RECORD SET.
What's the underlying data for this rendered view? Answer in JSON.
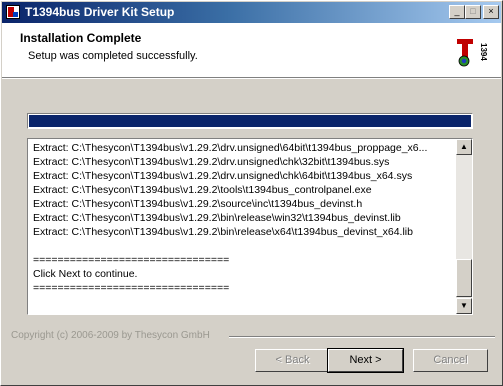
{
  "window": {
    "title": "T1394bus Driver Kit Setup",
    "controls": {
      "minimize": "_",
      "maximize": "□",
      "close": "×"
    }
  },
  "header": {
    "title": "Installation Complete",
    "subtitle": "Setup was completed successfully.",
    "logo": {
      "text": "1394",
      "icon": "thesycon-t1394-logo"
    }
  },
  "progress": {
    "value": 1.0
  },
  "log": {
    "lines": [
      "Extract: C:\\Thesycon\\T1394bus\\v1.29.2\\drv.unsigned\\64bit\\t1394bus_proppage_x6...",
      "Extract: C:\\Thesycon\\T1394bus\\v1.29.2\\drv.unsigned\\chk\\32bit\\t1394bus.sys",
      "Extract: C:\\Thesycon\\T1394bus\\v1.29.2\\drv.unsigned\\chk\\64bit\\t1394bus_x64.sys",
      "Extract: C:\\Thesycon\\T1394bus\\v1.29.2\\tools\\t1394bus_controlpanel.exe",
      "Extract: C:\\Thesycon\\T1394bus\\v1.29.2\\source\\inc\\t1394bus_devinst.h",
      "Extract: C:\\Thesycon\\T1394bus\\v1.29.2\\bin\\release\\win32\\t1394bus_devinst.lib",
      "Extract: C:\\Thesycon\\T1394bus\\v1.29.2\\bin\\release\\x64\\t1394bus_devinst_x64.lib",
      "",
      "================================",
      "Click Next to continue.",
      "================================"
    ]
  },
  "footer": {
    "copyright": "Copyright (c) 2006-2009 by Thesycon GmbH"
  },
  "buttons": {
    "back": "< Back",
    "next": "Next >",
    "cancel": "Cancel"
  },
  "colors": {
    "titlebar_start": "#0a246a",
    "titlebar_end": "#a6caf0",
    "progress_fill": "#0a246a",
    "face": "#d4d0c8"
  }
}
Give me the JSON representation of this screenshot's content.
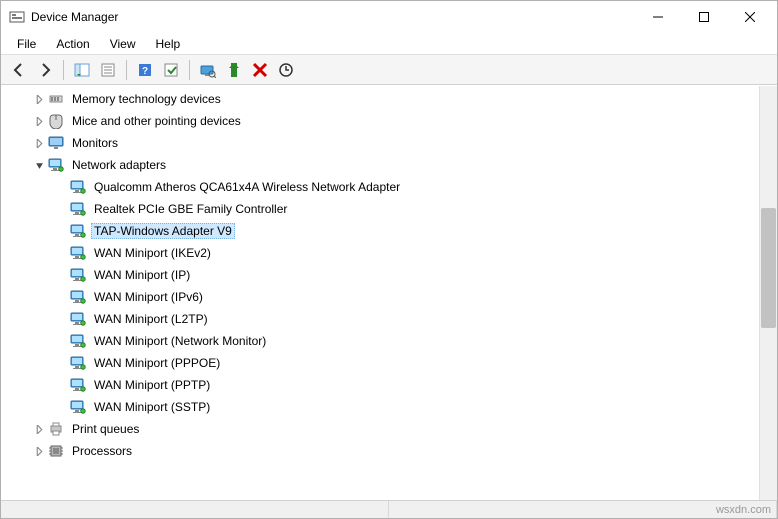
{
  "window": {
    "title": "Device Manager"
  },
  "menubar": {
    "items": [
      "File",
      "Action",
      "View",
      "Help"
    ]
  },
  "tree": {
    "nodes": [
      {
        "indent": 1,
        "expander": "collapsed",
        "icon": "memory",
        "label": "Memory technology devices",
        "selected": false
      },
      {
        "indent": 1,
        "expander": "collapsed",
        "icon": "mouse",
        "label": "Mice and other pointing devices",
        "selected": false
      },
      {
        "indent": 1,
        "expander": "collapsed",
        "icon": "monitor",
        "label": "Monitors",
        "selected": false
      },
      {
        "indent": 1,
        "expander": "expanded",
        "icon": "network",
        "label": "Network adapters",
        "selected": false
      },
      {
        "indent": 2,
        "expander": "none",
        "icon": "network",
        "label": "Qualcomm Atheros QCA61x4A Wireless Network Adapter",
        "selected": false
      },
      {
        "indent": 2,
        "expander": "none",
        "icon": "network",
        "label": "Realtek PCIe GBE Family Controller",
        "selected": false
      },
      {
        "indent": 2,
        "expander": "none",
        "icon": "network",
        "label": "TAP-Windows Adapter V9",
        "selected": true
      },
      {
        "indent": 2,
        "expander": "none",
        "icon": "network",
        "label": "WAN Miniport (IKEv2)",
        "selected": false
      },
      {
        "indent": 2,
        "expander": "none",
        "icon": "network",
        "label": "WAN Miniport (IP)",
        "selected": false
      },
      {
        "indent": 2,
        "expander": "none",
        "icon": "network",
        "label": "WAN Miniport (IPv6)",
        "selected": false
      },
      {
        "indent": 2,
        "expander": "none",
        "icon": "network",
        "label": "WAN Miniport (L2TP)",
        "selected": false
      },
      {
        "indent": 2,
        "expander": "none",
        "icon": "network",
        "label": "WAN Miniport (Network Monitor)",
        "selected": false
      },
      {
        "indent": 2,
        "expander": "none",
        "icon": "network",
        "label": "WAN Miniport (PPPOE)",
        "selected": false
      },
      {
        "indent": 2,
        "expander": "none",
        "icon": "network",
        "label": "WAN Miniport (PPTP)",
        "selected": false
      },
      {
        "indent": 2,
        "expander": "none",
        "icon": "network",
        "label": "WAN Miniport (SSTP)",
        "selected": false
      },
      {
        "indent": 1,
        "expander": "collapsed",
        "icon": "printer",
        "label": "Print queues",
        "selected": false
      },
      {
        "indent": 1,
        "expander": "collapsed",
        "icon": "cpu",
        "label": "Processors",
        "selected": false
      }
    ]
  },
  "watermark": "wsxdn.com"
}
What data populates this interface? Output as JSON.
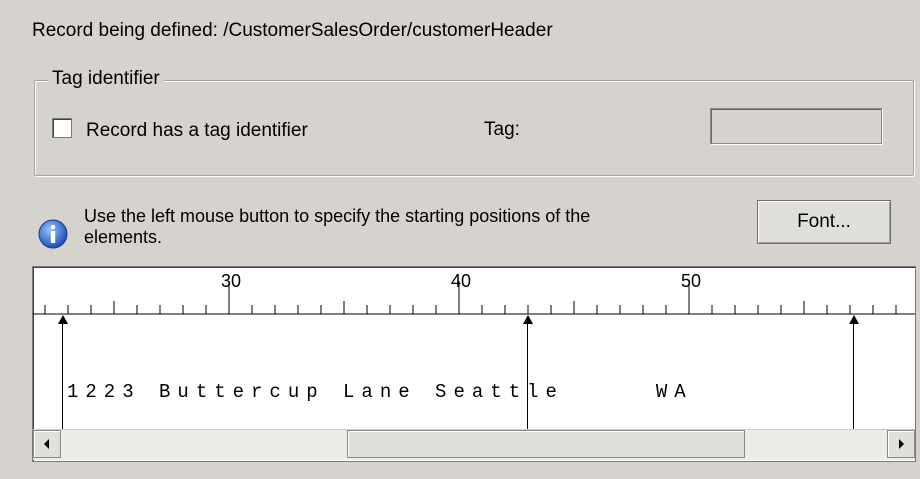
{
  "record": {
    "label": "Record being defined: /CustomerSalesOrder/customerHeader"
  },
  "tag_group": {
    "legend": "Tag identifier",
    "checkbox_label": "Record has a tag identifier",
    "checkbox_checked": false,
    "tag_label": "Tag:",
    "tag_value": ""
  },
  "info": {
    "icon": "info-icon",
    "line1": "Use the left mouse button to specify the starting positions of the",
    "line2": "elements."
  },
  "font_button": {
    "label": "Font..."
  },
  "ruler": {
    "labels": [
      "30",
      "40",
      "50"
    ]
  },
  "data_row": {
    "text": "1223 Buttercup Lane Seattle     WA"
  },
  "scrollbar": {
    "left_icon": "scroll-left-arrow-icon",
    "right_icon": "scroll-right-arrow-icon"
  }
}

WORK TO BE COMPLETED. Restate the whole of the material word for word without the pictures.

RESULT BELOW.
What's the underlying data for this rendered view? Answer in JSON.
{
  "window": {
    "title": "T1394bus Driver Kit Setup",
    "controls": {
      "minimize": "_",
      "maximize": "□",
      "close": "×"
    }
  },
  "header": {
    "title": "Installation Complete",
    "subtitle": "Setup was completed successfully.",
    "logo": {
      "text": "1394",
      "icon": "thesycon-t1394-logo"
    }
  },
  "progress": {
    "value": 1.0
  },
  "log": {
    "lines": [
      "Extract: C:\\Thesycon\\T1394bus\\v1.29.2\\drv.unsigned\\64bit\\t1394bus_proppage_x6...",
      "Extract: C:\\Thesycon\\T1394bus\\v1.29.2\\drv.unsigned\\chk\\32bit\\t1394bus.sys",
      "Extract: C:\\Thesycon\\T1394bus\\v1.29.2\\drv.unsigned\\chk\\64bit\\t1394bus_x64.sys",
      "Extract: C:\\Thesycon\\T1394bus\\v1.29.2\\tools\\t1394bus_controlpanel.exe",
      "Extract: C:\\Thesycon\\T1394bus\\v1.29.2\\source\\inc\\t1394bus_devinst.h",
      "Extract: C:\\Thesycon\\T1394bus\\v1.29.2\\bin\\release\\win32\\t1394bus_devinst.lib",
      "Extract: C:\\Thesycon\\T1394bus\\v1.29.2\\bin\\release\\x64\\t1394bus_devinst_x64.lib",
      "",
      "================================",
      "Click Next to continue.",
      "================================"
    ]
  },
  "footer": {
    "copyright": "Copyright (c) 2006-2009 by Thesycon GmbH"
  },
  "buttons": {
    "back": "< Back",
    "next": "Next >",
    "cancel": "Cancel"
  },
  "colors": {
    "titlebar_start": "#0a246a",
    "titlebar_end": "#a6caf0",
    "progress_fill": "#0a246a",
    "face": "#d4d0c8"
  }
}
Give me the JSON representation of this screenshot's content.
{
  "window": {
    "title": "Device Manager"
  },
  "menubar": {
    "items": [
      "File",
      "Action",
      "View",
      "Help"
    ]
  },
  "tree": {
    "nodes": [
      {
        "indent": 1,
        "expander": "collapsed",
        "icon": "memory",
        "label": "Memory technology devices",
        "selected": false
      },
      {
        "indent": 1,
        "expander": "collapsed",
        "icon": "mouse",
        "label": "Mice and other pointing devices",
        "selected": false
      },
      {
        "indent": 1,
        "expander": "collapsed",
        "icon": "monitor",
        "label": "Monitors",
        "selected": false
      },
      {
        "indent": 1,
        "expander": "expanded",
        "icon": "network",
        "label": "Network adapters",
        "selected": false
      },
      {
        "indent": 2,
        "expander": "none",
        "icon": "network",
        "label": "Qualcomm Atheros QCA61x4A Wireless Network Adapter",
        "selected": false
      },
      {
        "indent": 2,
        "expander": "none",
        "icon": "network",
        "label": "Realtek PCIe GBE Family Controller",
        "selected": false
      },
      {
        "indent": 2,
        "expander": "none",
        "icon": "network",
        "label": "TAP-Windows Adapter V9",
        "selected": true
      },
      {
        "indent": 2,
        "expander": "none",
        "icon": "network",
        "label": "WAN Miniport (IKEv2)",
        "selected": false
      },
      {
        "indent": 2,
        "expander": "none",
        "icon": "network",
        "label": "WAN Miniport (IP)",
        "selected": false
      },
      {
        "indent": 2,
        "expander": "none",
        "icon": "network",
        "label": "WAN Miniport (IPv6)",
        "selected": false
      },
      {
        "indent": 2,
        "expander": "none",
        "icon": "network",
        "label": "WAN Miniport (L2TP)",
        "selected": false
      },
      {
        "indent": 2,
        "expander": "none",
        "icon": "network",
        "label": "WAN Miniport (Network Monitor)",
        "selected": false
      },
      {
        "indent": 2,
        "expander": "none",
        "icon": "network",
        "label": "WAN Miniport (PPPOE)",
        "selected": false
      },
      {
        "indent": 2,
        "expander": "none",
        "icon": "network",
        "label": "WAN Miniport (PPTP)",
        "selected": false
      },
      {
        "indent": 2,
        "expander": "none",
        "icon": "network",
        "label": "WAN Miniport (SSTP)",
        "selected": false
      },
      {
        "indent": 1,
        "expander": "collapsed",
        "icon": "printer",
        "label": "Print queues",
        "selected": false
      },
      {
        "indent": 1,
        "expander": "collapsed",
        "icon": "cpu",
        "label": "Processors",
        "selected": false
      }
    ]
  },
  "watermark": "wsxdn.com"
}
What data populates this interface? Output as JSON.
{
  "record": {
    "label": "Record being defined: /CustomerSalesOrder/customerHeader"
  },
  "tag_group": {
    "legend": "Tag identifier",
    "checkbox_label": "Record has a tag identifier",
    "checkbox_checked": false,
    "tag_label": "Tag:",
    "tag_value": ""
  },
  "info": {
    "icon": "info-icon",
    "line1": "Use the left mouse button to specify the starting positions of the",
    "line2": "elements."
  },
  "font_button": {
    "label": "Font..."
  },
  "ruler": {
    "labels": [
      "30",
      "40",
      "50"
    ]
  },
  "data_row": {
    "text": "1223 Buttercup Lane Seattle     WA"
  },
  "scrollbar": {
    "left_icon": "scroll-left-arrow-icon",
    "right_icon": "scroll-right-arrow-icon"
  }
}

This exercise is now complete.